◆ GOAL OF THE EXERCISE
Copy out every line that contains the word "河南三门峡".

◆ RECORDED DATA
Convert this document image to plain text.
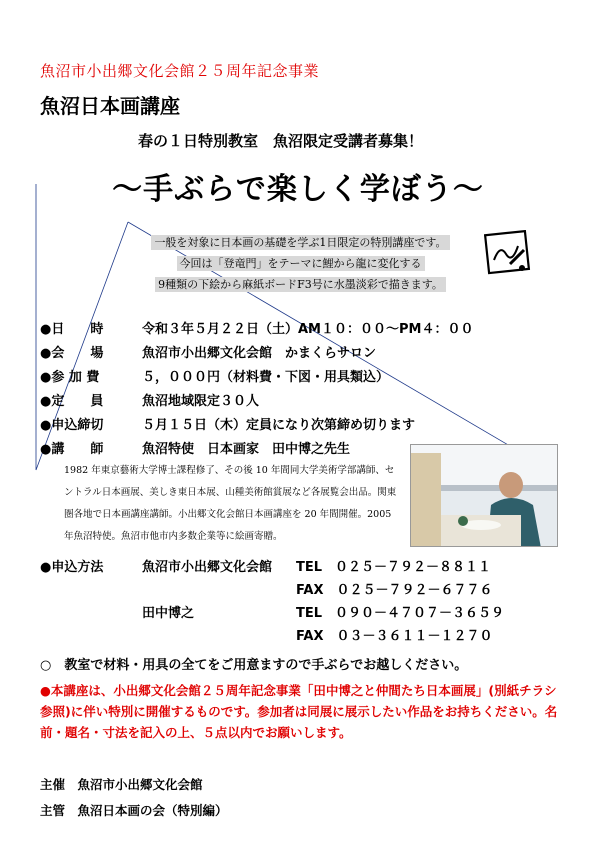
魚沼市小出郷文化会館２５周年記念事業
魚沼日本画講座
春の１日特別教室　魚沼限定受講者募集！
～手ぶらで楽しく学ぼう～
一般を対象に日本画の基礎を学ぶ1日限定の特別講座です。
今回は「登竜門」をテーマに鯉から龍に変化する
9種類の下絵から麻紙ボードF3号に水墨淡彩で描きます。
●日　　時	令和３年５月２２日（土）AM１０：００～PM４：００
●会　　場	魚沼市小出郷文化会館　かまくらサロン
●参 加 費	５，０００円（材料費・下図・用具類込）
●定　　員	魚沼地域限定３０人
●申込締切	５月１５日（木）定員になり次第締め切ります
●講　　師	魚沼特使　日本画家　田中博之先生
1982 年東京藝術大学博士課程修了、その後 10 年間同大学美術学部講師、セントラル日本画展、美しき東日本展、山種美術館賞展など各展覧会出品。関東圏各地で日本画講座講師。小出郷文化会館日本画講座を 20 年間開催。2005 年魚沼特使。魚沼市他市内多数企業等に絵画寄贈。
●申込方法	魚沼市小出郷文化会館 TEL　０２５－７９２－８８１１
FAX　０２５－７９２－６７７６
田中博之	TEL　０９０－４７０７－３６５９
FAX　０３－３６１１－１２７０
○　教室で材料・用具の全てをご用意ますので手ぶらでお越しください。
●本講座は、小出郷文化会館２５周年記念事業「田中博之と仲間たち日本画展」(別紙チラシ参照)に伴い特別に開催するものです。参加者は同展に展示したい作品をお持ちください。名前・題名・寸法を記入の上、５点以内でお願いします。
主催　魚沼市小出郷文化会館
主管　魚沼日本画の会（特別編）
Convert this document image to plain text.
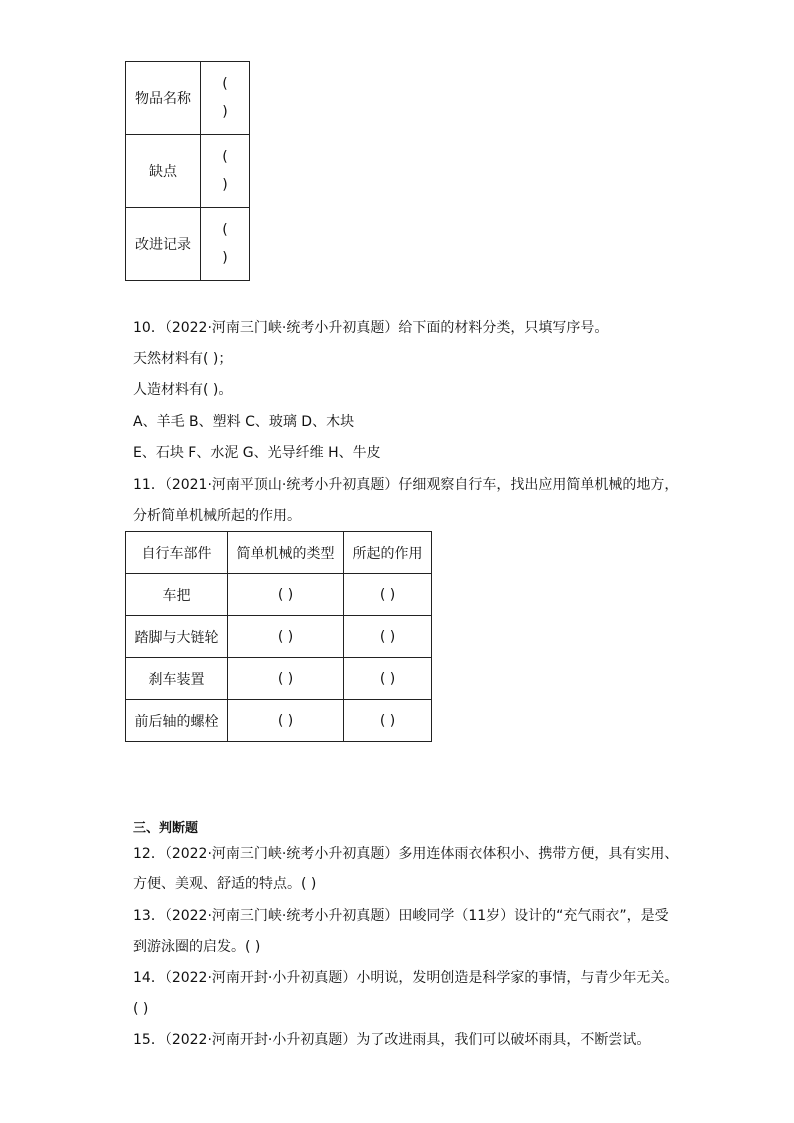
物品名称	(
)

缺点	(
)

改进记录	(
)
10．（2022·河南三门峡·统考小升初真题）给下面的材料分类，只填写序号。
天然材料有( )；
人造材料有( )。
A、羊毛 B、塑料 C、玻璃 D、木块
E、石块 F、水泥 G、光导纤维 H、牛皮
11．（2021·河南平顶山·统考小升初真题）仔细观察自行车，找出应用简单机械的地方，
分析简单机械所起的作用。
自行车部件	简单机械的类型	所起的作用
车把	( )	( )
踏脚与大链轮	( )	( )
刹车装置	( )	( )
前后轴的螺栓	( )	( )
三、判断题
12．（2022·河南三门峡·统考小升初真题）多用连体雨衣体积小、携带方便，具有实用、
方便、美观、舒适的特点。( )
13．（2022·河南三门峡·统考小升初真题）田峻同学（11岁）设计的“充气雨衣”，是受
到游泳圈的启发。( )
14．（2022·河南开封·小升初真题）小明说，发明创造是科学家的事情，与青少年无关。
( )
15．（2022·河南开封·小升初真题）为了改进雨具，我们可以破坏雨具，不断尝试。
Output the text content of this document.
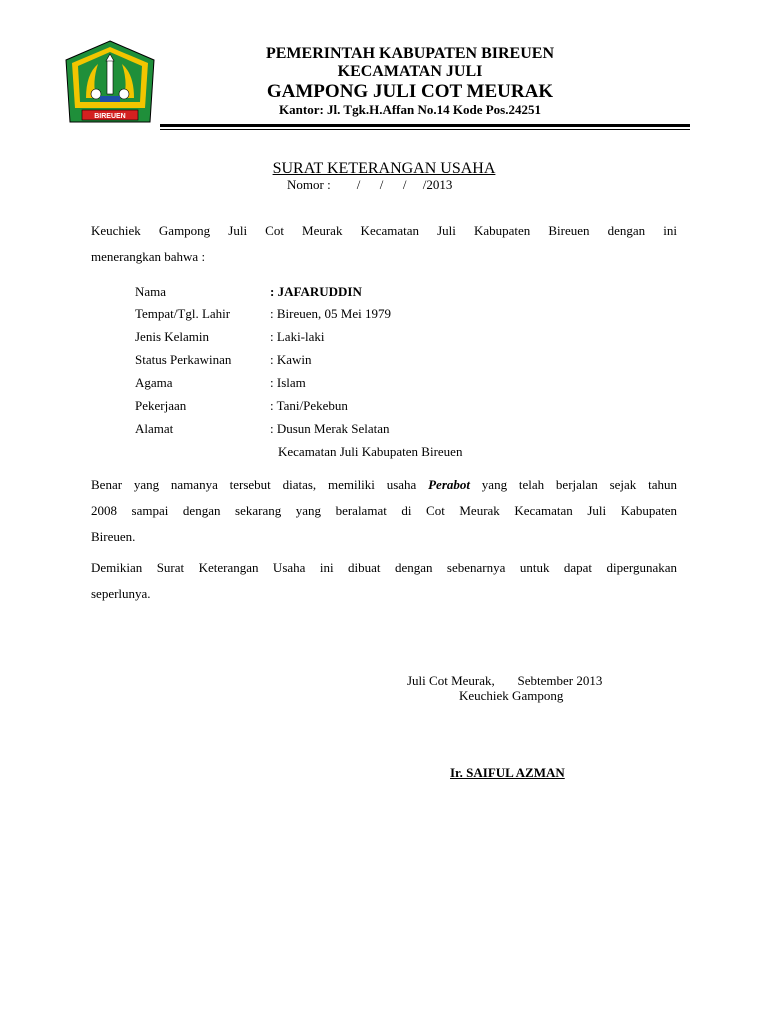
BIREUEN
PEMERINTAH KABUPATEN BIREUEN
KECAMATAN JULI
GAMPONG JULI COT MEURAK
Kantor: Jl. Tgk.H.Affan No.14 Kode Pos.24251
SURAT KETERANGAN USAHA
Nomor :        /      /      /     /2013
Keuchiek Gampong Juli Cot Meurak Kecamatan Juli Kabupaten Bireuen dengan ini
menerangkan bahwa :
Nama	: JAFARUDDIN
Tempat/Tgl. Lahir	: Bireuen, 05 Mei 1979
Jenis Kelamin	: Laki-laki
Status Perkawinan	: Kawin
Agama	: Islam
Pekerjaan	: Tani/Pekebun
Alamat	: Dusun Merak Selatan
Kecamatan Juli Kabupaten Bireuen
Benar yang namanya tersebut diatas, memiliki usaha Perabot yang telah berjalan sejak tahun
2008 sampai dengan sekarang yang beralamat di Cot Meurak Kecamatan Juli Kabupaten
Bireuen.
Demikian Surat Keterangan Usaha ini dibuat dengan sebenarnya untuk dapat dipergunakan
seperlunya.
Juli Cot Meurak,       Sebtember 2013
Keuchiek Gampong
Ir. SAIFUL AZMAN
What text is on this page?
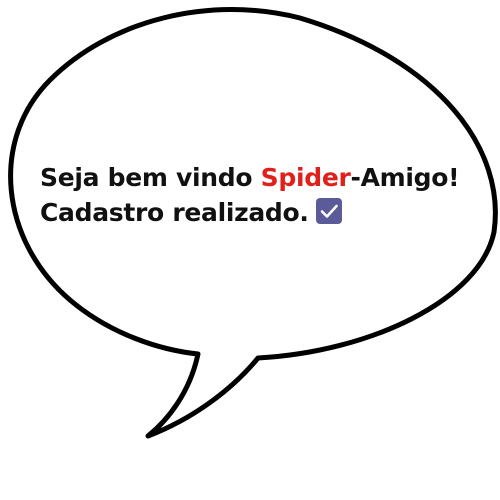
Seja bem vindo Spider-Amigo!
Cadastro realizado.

...

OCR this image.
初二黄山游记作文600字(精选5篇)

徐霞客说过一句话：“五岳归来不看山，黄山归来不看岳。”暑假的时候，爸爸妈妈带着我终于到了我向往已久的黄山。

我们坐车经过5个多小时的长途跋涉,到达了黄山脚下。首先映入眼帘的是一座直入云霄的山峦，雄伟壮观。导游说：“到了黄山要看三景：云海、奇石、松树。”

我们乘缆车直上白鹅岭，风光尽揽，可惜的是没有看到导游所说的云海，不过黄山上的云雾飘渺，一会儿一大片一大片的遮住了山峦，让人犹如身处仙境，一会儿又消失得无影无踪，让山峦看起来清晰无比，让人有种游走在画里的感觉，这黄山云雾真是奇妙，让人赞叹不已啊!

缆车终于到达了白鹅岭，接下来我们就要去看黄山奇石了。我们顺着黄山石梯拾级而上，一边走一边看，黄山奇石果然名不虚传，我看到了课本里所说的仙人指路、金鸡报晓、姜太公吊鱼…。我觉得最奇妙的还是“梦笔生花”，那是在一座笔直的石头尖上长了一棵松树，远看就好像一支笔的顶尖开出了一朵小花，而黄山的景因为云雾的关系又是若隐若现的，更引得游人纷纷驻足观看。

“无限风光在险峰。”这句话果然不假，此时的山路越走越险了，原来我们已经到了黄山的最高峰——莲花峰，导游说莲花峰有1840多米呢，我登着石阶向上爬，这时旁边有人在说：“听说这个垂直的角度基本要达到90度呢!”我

◆ EXERCISE SOLUTION
10．（2022·河南三门峡·统考小升初真题）给下面的材料分类，只填写序号。
12．（2022·河南三门峡·统考小升初真题）多用连体雨衣体积小、携带方便，具有实用、
13．（2022·河南三门峡·统考小升初真题）田峻同学（11岁）设计的“充气雨衣”，是受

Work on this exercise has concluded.